Problem to solve —
Set out every line bearing the string "Meteorología".

Records about charts and figures —
■ ■ ■ ■

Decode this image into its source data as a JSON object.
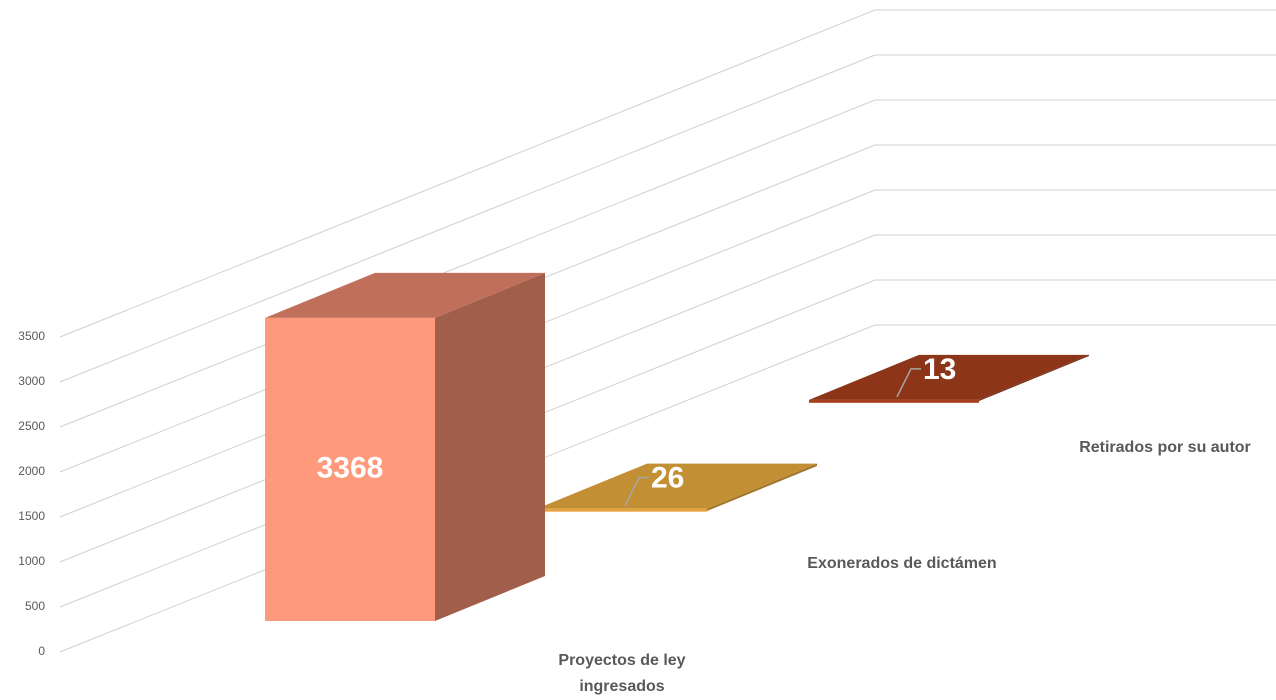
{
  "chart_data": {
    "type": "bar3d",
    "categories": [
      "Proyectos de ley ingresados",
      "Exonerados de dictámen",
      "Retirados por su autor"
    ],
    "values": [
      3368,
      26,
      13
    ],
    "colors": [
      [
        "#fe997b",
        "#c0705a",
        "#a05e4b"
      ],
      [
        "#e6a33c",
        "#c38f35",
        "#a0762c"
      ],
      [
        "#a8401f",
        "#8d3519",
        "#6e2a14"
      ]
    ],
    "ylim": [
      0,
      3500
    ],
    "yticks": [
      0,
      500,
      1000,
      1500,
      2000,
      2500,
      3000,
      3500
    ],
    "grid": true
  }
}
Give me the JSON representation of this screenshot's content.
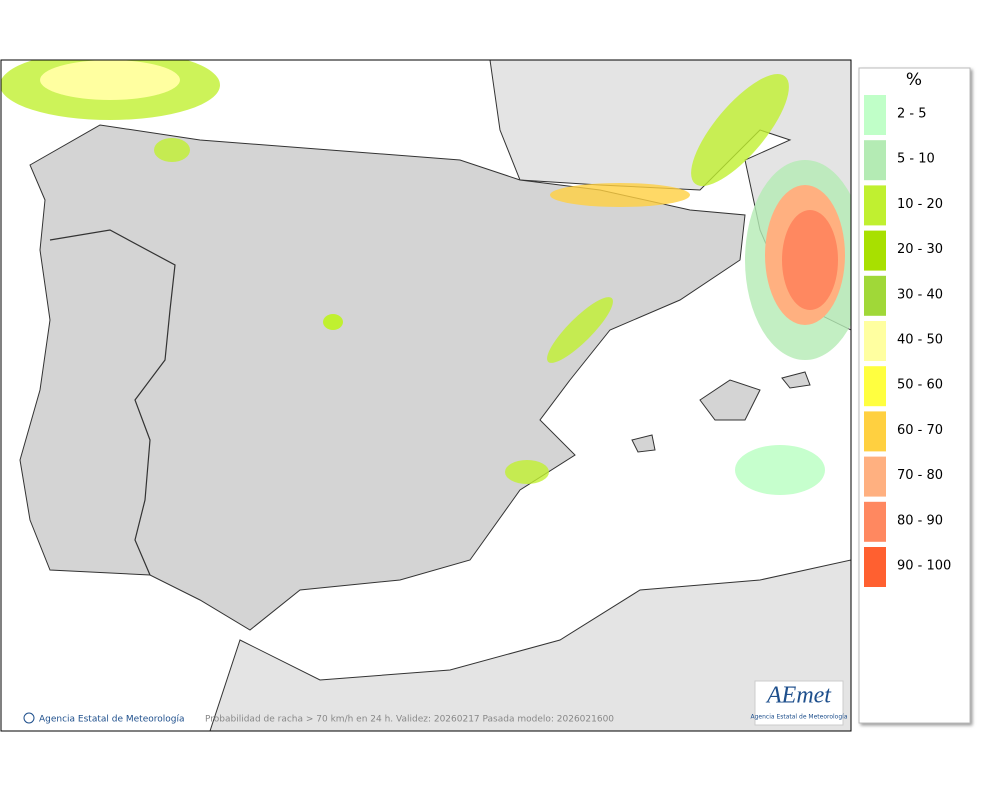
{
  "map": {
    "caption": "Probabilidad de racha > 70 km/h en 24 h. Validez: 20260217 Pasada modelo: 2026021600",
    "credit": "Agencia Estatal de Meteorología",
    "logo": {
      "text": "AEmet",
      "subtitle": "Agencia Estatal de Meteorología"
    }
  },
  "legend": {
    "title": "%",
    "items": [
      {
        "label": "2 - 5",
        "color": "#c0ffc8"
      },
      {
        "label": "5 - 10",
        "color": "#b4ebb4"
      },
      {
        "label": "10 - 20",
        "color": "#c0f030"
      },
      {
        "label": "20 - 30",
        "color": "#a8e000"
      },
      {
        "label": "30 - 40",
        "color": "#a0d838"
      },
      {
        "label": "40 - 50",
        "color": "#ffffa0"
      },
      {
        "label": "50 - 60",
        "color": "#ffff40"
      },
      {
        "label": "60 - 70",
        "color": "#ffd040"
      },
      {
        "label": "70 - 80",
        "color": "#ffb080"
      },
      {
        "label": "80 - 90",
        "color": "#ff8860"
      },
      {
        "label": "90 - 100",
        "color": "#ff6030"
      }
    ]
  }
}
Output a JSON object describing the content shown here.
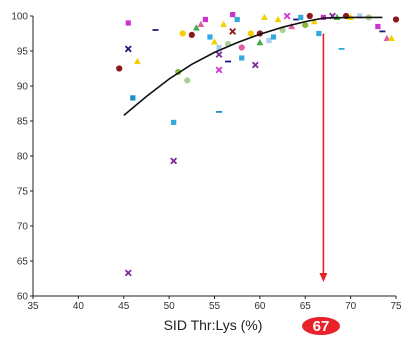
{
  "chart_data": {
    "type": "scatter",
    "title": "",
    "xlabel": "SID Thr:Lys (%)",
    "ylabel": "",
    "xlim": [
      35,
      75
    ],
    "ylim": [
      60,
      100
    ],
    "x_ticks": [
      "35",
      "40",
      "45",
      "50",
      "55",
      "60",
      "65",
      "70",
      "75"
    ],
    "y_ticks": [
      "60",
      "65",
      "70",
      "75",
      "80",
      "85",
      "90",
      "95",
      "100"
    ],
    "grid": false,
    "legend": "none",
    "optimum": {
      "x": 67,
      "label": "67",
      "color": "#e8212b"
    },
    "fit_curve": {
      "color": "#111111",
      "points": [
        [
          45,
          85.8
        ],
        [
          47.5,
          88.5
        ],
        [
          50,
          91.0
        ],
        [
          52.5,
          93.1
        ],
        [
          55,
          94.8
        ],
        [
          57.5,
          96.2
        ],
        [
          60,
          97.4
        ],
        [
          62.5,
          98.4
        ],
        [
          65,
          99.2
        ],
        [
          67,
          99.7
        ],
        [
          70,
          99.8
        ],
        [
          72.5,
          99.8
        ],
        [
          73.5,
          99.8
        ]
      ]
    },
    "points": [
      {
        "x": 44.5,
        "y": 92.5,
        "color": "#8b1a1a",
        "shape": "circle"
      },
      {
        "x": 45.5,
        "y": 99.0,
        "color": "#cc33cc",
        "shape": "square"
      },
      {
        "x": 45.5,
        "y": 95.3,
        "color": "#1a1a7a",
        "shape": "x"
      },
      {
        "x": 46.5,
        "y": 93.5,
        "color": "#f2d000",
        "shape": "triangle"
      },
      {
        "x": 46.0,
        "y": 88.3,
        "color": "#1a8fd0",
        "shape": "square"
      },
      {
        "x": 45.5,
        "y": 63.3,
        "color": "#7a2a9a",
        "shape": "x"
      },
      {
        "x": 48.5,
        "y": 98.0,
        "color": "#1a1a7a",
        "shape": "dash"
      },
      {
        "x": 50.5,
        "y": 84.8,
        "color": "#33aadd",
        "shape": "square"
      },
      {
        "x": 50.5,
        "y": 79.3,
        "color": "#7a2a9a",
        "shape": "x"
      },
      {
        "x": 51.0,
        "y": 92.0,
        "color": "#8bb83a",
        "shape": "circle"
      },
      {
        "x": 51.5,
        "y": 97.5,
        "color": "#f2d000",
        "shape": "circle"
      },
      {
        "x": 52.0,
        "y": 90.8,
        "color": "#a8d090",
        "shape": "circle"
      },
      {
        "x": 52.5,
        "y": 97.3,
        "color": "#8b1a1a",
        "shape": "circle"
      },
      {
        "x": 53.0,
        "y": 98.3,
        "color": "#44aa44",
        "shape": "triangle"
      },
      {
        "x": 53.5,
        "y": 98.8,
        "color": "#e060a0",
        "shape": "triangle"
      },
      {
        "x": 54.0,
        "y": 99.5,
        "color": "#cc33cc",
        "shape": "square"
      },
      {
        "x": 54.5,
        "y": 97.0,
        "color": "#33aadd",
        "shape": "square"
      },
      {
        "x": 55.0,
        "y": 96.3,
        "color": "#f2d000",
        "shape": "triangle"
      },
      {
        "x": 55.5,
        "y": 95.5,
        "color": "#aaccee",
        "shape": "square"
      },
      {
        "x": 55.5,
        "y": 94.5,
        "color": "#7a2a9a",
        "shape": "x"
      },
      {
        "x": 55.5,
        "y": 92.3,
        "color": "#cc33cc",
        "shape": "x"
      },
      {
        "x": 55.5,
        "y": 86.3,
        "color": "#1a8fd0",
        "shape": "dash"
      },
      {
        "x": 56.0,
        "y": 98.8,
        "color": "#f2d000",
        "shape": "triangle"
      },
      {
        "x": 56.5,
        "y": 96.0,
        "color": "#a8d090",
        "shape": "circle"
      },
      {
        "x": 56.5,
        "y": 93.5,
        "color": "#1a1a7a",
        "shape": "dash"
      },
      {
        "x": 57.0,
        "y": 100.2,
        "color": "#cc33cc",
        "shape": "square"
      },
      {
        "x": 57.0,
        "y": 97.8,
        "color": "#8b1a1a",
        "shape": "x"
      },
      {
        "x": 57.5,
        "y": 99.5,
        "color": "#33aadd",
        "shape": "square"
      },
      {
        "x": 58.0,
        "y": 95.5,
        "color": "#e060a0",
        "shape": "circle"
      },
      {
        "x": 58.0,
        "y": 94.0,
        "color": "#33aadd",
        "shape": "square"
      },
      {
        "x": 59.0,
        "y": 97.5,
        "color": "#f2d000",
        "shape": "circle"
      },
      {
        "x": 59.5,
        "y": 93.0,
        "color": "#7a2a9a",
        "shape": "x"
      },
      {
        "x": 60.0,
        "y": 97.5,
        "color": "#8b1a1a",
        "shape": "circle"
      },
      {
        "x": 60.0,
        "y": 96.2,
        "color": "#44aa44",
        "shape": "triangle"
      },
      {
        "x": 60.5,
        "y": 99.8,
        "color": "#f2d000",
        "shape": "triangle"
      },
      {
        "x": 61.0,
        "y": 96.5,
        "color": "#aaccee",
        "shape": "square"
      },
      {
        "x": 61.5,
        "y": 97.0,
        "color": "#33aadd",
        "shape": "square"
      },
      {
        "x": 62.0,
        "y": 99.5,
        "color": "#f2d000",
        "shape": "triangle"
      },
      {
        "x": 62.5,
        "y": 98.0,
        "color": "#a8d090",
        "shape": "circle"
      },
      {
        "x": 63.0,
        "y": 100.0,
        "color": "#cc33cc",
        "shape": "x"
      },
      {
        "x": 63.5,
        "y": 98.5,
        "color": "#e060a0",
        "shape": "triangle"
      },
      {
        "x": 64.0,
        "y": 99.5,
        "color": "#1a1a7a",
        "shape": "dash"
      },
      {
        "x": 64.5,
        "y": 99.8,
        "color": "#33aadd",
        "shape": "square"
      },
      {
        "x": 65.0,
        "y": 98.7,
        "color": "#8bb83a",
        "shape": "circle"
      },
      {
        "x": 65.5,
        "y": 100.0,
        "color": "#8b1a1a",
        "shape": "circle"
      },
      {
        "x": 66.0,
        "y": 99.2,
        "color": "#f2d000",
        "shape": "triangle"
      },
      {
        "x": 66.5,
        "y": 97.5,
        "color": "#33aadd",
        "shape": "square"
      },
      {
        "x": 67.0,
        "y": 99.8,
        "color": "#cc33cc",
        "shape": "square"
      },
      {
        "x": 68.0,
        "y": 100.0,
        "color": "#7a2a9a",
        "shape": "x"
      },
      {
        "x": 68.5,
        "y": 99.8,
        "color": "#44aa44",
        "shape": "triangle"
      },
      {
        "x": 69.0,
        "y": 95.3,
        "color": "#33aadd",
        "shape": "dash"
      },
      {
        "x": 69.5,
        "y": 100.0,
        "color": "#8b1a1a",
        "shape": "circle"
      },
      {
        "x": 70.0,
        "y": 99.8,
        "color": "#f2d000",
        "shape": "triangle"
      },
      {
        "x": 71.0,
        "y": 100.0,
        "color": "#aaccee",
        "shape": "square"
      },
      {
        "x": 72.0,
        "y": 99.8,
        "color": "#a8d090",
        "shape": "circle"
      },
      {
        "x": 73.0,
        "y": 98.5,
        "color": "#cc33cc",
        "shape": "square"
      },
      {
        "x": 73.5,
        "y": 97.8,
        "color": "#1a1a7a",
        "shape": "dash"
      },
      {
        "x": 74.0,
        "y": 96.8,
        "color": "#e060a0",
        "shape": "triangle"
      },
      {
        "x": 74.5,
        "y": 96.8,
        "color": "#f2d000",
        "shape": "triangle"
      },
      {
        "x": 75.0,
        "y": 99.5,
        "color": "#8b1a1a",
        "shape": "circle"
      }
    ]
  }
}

■ ■ ■ ■

Output of the exercise —
    "credit": "Agencia Estatal de Meteorología",
      "subtitle": "Agencia Estatal de Meteorología"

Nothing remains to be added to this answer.